--- Data entries ---
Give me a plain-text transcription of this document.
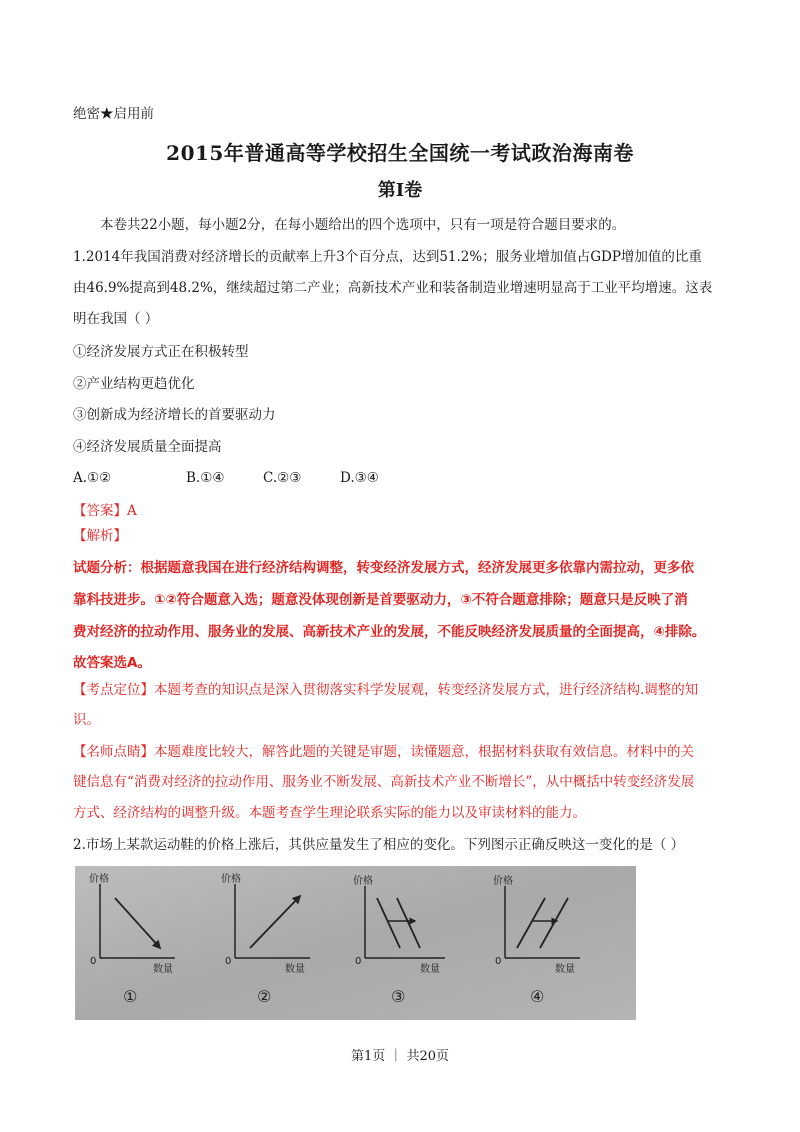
绝密★启用前
2015年普通高等学校招生全国统一考试政治海南卷
第Ⅰ卷
本卷共22小题，每小题2分，在每小题给出的四个选项中，只有一项是符合题目要求的。
1.2014年我国消费对经济增长的贡献率上升3个百分点，达到51.2%；服务业增加值占GDP增加值的比重
由46.9%提高到48.2%，继续超过第二产业；高新技术产业和装备制造业增速明显高于工业平均增速。这表
明在我国（ ）
①经济发展方式正在积极转型
②产业结构更趋优化
③创新成为经济增长的首要驱动力
④经济发展质量全面提高
A.①②	B.①④	C.②③	D.③④
【答案】A
【解析】
试题分析：根据题意我国在进行经济结构调整，转变经济发展方式，经济发展更多依靠内需拉动，更多依
靠科技进步。①②符合题意入选；题意没体现创新是首要驱动力，③不符合题意排除；题意只是反映了消
费对经济的拉动作用、服务业的发展、高新技术产业的发展，不能反映经济发展质量的全面提高，④排除。
故答案选A。
【考点定位】本题考查的知识点是深入贯彻落实科学发展观，转变经济发展方式，进行经济结构.调整的知
识。
【名师点睛】本题难度比较大，解答此题的关键是审题，读懂题意，根据材料获取有效信息。材料中的关
键信息有“消费对经济的拉动作用、服务业不断发展、高新技术产业不断增长”，从中概括中转变经济发展
方式、经济结构的调整升级。本题考查学生理论联系实际的能力以及审读材料的能力。
2.市场上某款运动鞋的价格上涨后，其供应量发生了相应的变化。下列图示正确反映这一变化的是（ ）
价格
数量
0
①
价格
数量
0
②
价格
数量
0
③
价格
数量
0
④
第1页 ｜ 共20页
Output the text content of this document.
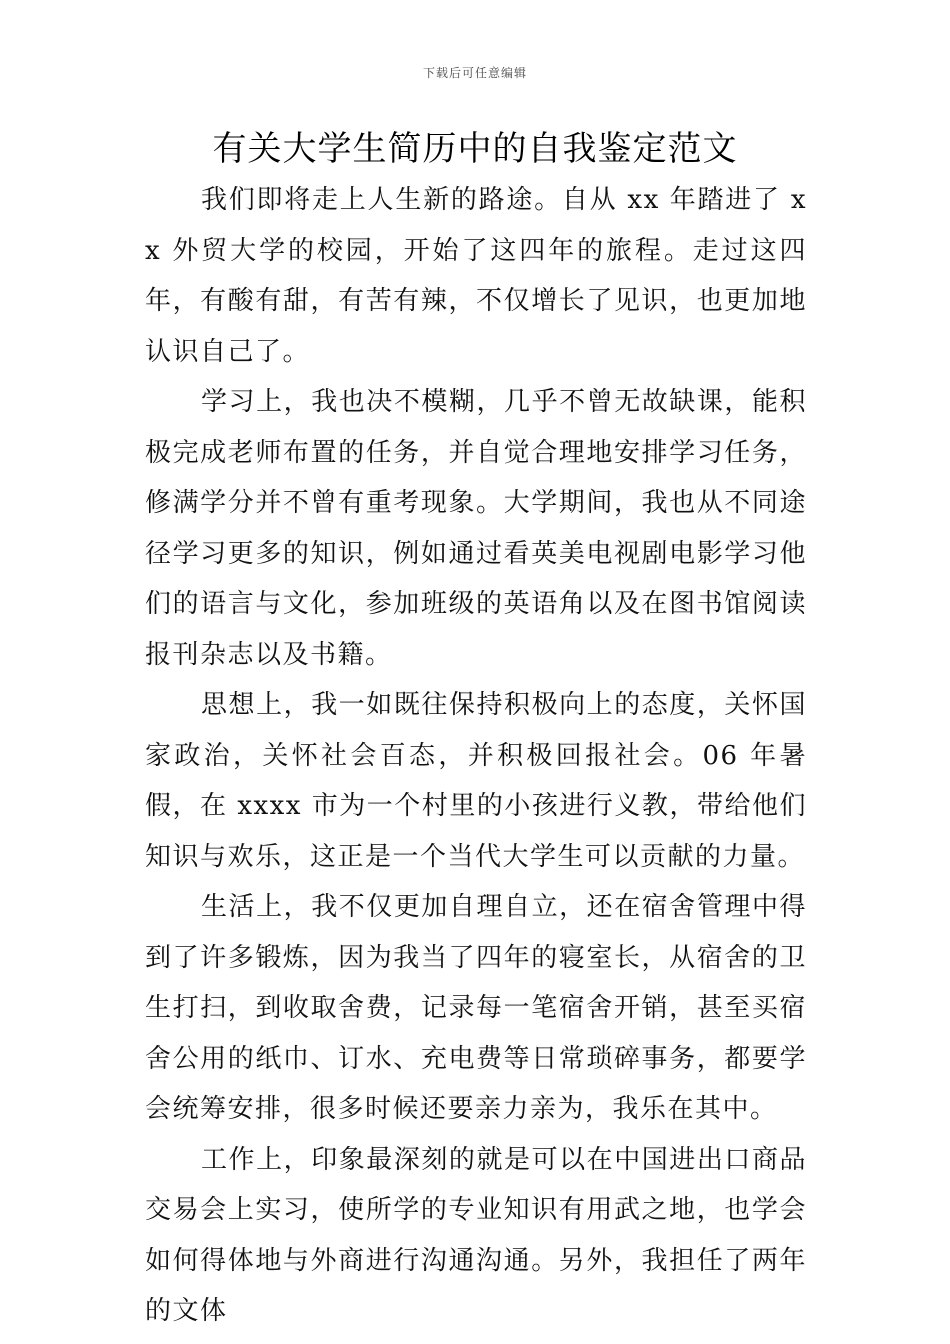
下载后可任意编辑
有关大学生简历中的自我鉴定范文

我们即将走上人生新的路途。自从 xx 年踏进了 xx 外贸大学的校园，开始了这四年的旅程。走过这四年，有酸有甜，有苦有辣，不仅增长了见识，也更加地认识自己了。

学习上，我也决不模糊，几乎不曾无故缺课，能积极完成老师布置的任务，并自觉合理地安排学习任务，修满学分并不曾有重考现象。大学期间，我也从不同途径学习更多的知识，例如通过看英美电视剧电影学习他们的语言与文化，参加班级的英语角以及在图书馆阅读报刊杂志以及书籍。

思想上，我一如既往保持积极向上的态度，关怀国家政治，关怀社会百态，并积极回报社会。06 年暑假，在 xxxx 市为一个村里的小孩进行义教，带给他们知识与欢乐，这正是一个当代大学生可以贡献的力量。

生活上，我不仅更加自理自立，还在宿舍管理中得到了许多锻炼，因为我当了四年的寝室长，从宿舍的卫生打扫，到收取舍费，记录每一笔宿舍开销，甚至买宿舍公用的纸巾、订水、充电费等日常琐碎事务，都要学会统筹安排，很多时候还要亲力亲为，我乐在其中。

工作上，印象最深刻的就是可以在中国进出口商品交易会上实习，使所学的专业知识有用武之地，也学会如何得体地与外商进行沟通沟通。另外，我担任了两年的文体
---
• [Aim] Without the pictures, copy the material exactly as given.

• [Written answer]
Give me a plain-text transcription of this document.
绝密★启用前
2015年普通高等学校招生全国统一考试政治海南卷
第Ⅰ卷
本卷共22小题，每小题2分，在每小题给出的四个选项中，只有一项是符合题目要求的。
1.2014年我国消费对经济增长的贡献率上升3个百分点，达到51.2%；服务业增加值占GDP增加值的比重
由46.9%提高到48.2%，继续超过第二产业；高新技术产业和装备制造业增速明显高于工业平均增速。这表
明在我国（ ）
①经济发展方式正在积极转型
②产业结构更趋优化
③创新成为经济增长的首要驱动力
④经济发展质量全面提高
A.①②	B.①④	C.②③	D.③④
【答案】A
【解析】
试题分析：根据题意我国在进行经济结构调整，转变经济发展方式，经济发展更多依靠内需拉动，更多依
靠科技进步。①②符合题意入选；题意没体现创新是首要驱动力，③不符合题意排除；题意只是反映了消
费对经济的拉动作用、服务业的发展、高新技术产业的发展，不能反映经济发展质量的全面提高，④排除。
故答案选A。
【考点定位】本题考查的知识点是深入贯彻落实科学发展观，转变经济发展方式，进行经济结构.调整的知
识。
【名师点睛】本题难度比较大，解答此题的关键是审题，读懂题意，根据材料获取有效信息。材料中的关
键信息有“消费对经济的拉动作用、服务业不断发展、高新技术产业不断增长”，从中概括中转变经济发展
方式、经济结构的调整升级。本题考查学生理论联系实际的能力以及审读材料的能力。
2.市场上某款运动鞋的价格上涨后，其供应量发生了相应的变化。下列图示正确反映这一变化的是（ ）
价格
数量
0
①
价格
数量
0
②
价格
数量
0
③
价格
数量
0
④
第1页 ｜ 共20页
Output the text content of this document.
下载后可任意编辑
有关大学生简历中的自我鉴定范文

我们即将走上人生新的路途。自从 xx 年踏进了 xx 外贸大学的校园，开始了这四年的旅程。走过这四年，有酸有甜，有苦有辣，不仅增长了见识，也更加地认识自己了。

学习上，我也决不模糊，几乎不曾无故缺课，能积极完成老师布置的任务，并自觉合理地安排学习任务，修满学分并不曾有重考现象。大学期间，我也从不同途径学习更多的知识，例如通过看英美电视剧电影学习他们的语言与文化，参加班级的英语角以及在图书馆阅读报刊杂志以及书籍。

思想上，我一如既往保持积极向上的态度，关怀国家政治，关怀社会百态，并积极回报社会。06 年暑假，在 xxxx 市为一个村里的小孩进行义教，带给他们知识与欢乐，这正是一个当代大学生可以贡献的力量。

生活上，我不仅更加自理自立，还在宿舍管理中得到了许多锻炼，因为我当了四年的寝室长，从宿舍的卫生打扫，到收取舍费，记录每一笔宿舍开销，甚至买宿舍公用的纸巾、订水、充电费等日常琐碎事务，都要学会统筹安排，很多时候还要亲力亲为，我乐在其中。

工作上，印象最深刻的就是可以在中国进出口商品交易会上实习，使所学的专业知识有用武之地，也学会如何得体地与外商进行沟通沟通。另外，我担任了两年的文体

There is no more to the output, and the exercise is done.